#### Supplied passage:
-----
       For those future scholars of the twenty-first century, the experience of national health insurance in America will be merely one more monotonous chapter in the history of twentieth-century collectivism. At first, they will record, the system of medical service seemed to work fairly well, much as it had before; some people paid a bit more in taxes, while others now had access to services they previously could not obtain. New bureaucracies were started up at both the state and national levels to manage the socialized system, but the numbers of people involved did not seem too outrageous, and the costs appeared to be manageable.
       But as the years passed, the bureaucracies rationalized the expansion of their budgets and their authority over a wider range of medical services. Every election year saw politicians promise more of those services, while someone else was assigned the burden to foot the bill to pay for it. The health-insurance industry and the medical institutions providing the services became state-mandated monopolies and cartels, increasingly working with the state and national bureaucracies to determine the variety and quality of medical care available to the general public. Cost overruns and budget-busting medical care forced the government to establish medical-evaluation boards to ration health care and determine politically who was eligible for what treatment—and finally even to determine who should live and who would die. Medical research and pharmaceutical testing became politicized, as these institutions became increasingly under the control of the state and dependent upon the state for funding and approval of their activities.
-----
#### Problem to work on:
Rewrite the passage on national health insurance from "For those future" up to and including "to be manageable.", changing "twentieth-century collectivism" to "twentieth-century central planning". The rows are separate material, unrelated to the passage on national health insurance.
-----
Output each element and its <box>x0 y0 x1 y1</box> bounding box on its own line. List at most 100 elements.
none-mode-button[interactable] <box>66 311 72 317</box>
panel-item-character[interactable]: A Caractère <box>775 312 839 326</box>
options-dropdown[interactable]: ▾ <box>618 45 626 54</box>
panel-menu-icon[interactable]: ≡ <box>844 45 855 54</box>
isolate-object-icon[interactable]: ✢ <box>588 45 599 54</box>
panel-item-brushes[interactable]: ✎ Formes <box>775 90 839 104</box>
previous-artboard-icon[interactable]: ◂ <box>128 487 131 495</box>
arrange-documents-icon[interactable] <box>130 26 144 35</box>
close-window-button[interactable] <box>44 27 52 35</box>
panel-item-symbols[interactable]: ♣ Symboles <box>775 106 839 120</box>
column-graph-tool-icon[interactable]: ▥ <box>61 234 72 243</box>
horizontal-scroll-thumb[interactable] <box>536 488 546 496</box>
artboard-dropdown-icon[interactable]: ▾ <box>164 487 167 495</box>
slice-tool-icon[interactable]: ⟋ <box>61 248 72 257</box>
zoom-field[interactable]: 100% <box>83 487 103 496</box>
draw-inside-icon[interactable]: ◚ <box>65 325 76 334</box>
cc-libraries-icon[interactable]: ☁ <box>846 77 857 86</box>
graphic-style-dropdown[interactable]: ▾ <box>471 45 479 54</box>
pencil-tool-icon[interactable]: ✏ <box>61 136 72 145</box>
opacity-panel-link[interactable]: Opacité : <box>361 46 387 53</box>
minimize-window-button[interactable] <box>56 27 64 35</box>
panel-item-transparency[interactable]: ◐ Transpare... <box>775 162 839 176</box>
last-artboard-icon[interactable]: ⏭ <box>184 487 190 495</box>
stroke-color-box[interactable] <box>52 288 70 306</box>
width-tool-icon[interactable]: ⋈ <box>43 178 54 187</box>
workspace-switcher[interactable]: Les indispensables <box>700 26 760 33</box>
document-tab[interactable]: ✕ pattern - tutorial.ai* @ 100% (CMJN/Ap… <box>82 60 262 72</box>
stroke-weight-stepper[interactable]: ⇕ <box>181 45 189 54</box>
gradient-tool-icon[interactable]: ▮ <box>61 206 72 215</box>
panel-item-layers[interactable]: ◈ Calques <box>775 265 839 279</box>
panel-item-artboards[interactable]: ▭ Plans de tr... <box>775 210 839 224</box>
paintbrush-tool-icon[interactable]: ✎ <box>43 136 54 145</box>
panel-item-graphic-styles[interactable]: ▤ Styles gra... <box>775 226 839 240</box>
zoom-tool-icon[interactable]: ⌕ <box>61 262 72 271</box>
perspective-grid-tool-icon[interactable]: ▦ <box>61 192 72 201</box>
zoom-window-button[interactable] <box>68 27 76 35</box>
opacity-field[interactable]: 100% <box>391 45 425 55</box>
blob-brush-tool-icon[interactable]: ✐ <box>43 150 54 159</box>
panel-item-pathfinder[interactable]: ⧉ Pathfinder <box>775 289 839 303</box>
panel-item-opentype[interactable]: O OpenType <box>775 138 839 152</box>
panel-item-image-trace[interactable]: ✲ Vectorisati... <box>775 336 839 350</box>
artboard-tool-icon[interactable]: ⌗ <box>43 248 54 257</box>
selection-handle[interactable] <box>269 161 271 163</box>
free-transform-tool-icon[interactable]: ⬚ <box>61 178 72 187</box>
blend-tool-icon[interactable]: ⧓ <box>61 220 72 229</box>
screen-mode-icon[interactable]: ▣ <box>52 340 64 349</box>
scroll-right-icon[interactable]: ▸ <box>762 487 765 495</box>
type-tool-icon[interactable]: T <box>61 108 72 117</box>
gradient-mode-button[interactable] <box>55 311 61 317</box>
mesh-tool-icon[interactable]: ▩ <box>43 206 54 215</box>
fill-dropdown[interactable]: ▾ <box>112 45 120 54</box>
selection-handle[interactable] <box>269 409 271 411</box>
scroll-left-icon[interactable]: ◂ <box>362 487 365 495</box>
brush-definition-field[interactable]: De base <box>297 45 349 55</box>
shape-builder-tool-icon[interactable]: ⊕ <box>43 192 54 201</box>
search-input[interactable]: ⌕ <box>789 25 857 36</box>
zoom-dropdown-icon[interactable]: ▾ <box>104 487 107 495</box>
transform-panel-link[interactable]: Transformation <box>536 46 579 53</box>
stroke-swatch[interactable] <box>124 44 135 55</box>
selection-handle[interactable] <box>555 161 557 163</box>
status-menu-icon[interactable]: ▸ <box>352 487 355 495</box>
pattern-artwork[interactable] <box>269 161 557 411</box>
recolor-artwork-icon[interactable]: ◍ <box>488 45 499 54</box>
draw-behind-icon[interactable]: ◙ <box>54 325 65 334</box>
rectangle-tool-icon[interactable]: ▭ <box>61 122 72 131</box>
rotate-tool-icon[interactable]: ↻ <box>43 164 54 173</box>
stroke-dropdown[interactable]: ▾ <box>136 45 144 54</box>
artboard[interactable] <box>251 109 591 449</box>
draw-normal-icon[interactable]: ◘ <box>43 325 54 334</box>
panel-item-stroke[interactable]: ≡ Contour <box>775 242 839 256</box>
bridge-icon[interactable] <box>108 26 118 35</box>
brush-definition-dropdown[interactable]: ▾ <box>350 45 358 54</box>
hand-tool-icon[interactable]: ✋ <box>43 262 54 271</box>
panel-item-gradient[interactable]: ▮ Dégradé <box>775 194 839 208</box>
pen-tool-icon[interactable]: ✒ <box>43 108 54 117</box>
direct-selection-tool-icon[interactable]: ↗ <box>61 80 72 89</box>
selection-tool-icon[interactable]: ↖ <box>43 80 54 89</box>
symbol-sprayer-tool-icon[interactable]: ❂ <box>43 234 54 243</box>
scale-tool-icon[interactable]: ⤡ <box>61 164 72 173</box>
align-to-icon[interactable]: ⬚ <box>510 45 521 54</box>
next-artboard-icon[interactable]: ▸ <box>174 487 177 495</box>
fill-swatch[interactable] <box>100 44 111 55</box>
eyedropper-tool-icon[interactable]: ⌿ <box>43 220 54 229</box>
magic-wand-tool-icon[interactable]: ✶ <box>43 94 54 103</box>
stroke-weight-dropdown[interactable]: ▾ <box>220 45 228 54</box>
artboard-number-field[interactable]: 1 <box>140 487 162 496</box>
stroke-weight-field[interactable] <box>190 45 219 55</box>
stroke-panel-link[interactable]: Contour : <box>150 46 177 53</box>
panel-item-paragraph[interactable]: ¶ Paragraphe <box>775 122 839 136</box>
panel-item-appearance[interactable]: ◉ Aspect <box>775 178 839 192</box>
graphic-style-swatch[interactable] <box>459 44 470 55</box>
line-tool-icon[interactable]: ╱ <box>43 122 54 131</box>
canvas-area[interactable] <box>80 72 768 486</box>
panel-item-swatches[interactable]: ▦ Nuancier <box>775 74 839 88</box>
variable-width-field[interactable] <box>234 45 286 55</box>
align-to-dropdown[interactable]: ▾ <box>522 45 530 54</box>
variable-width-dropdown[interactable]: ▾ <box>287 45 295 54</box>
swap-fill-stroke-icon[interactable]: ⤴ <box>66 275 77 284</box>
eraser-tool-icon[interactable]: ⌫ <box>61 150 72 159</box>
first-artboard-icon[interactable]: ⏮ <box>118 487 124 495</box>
-----
#### Written answer:
For those future scholars of the twenty-first century, the experience of national health insurance in America will be merely one more monotonous chapter in the history of twentieth-century central planning. At first, they will record, the system of medical service seemed to work fairly well, much as it had before; some people paid a bit more in taxes, while others now had access to services they previously could not obtain. New bureaucracies were started up at both the state and national levels to manage the socialized system, but the numbers of people involved did not seem too outrageous, and the costs appeared to be manageable.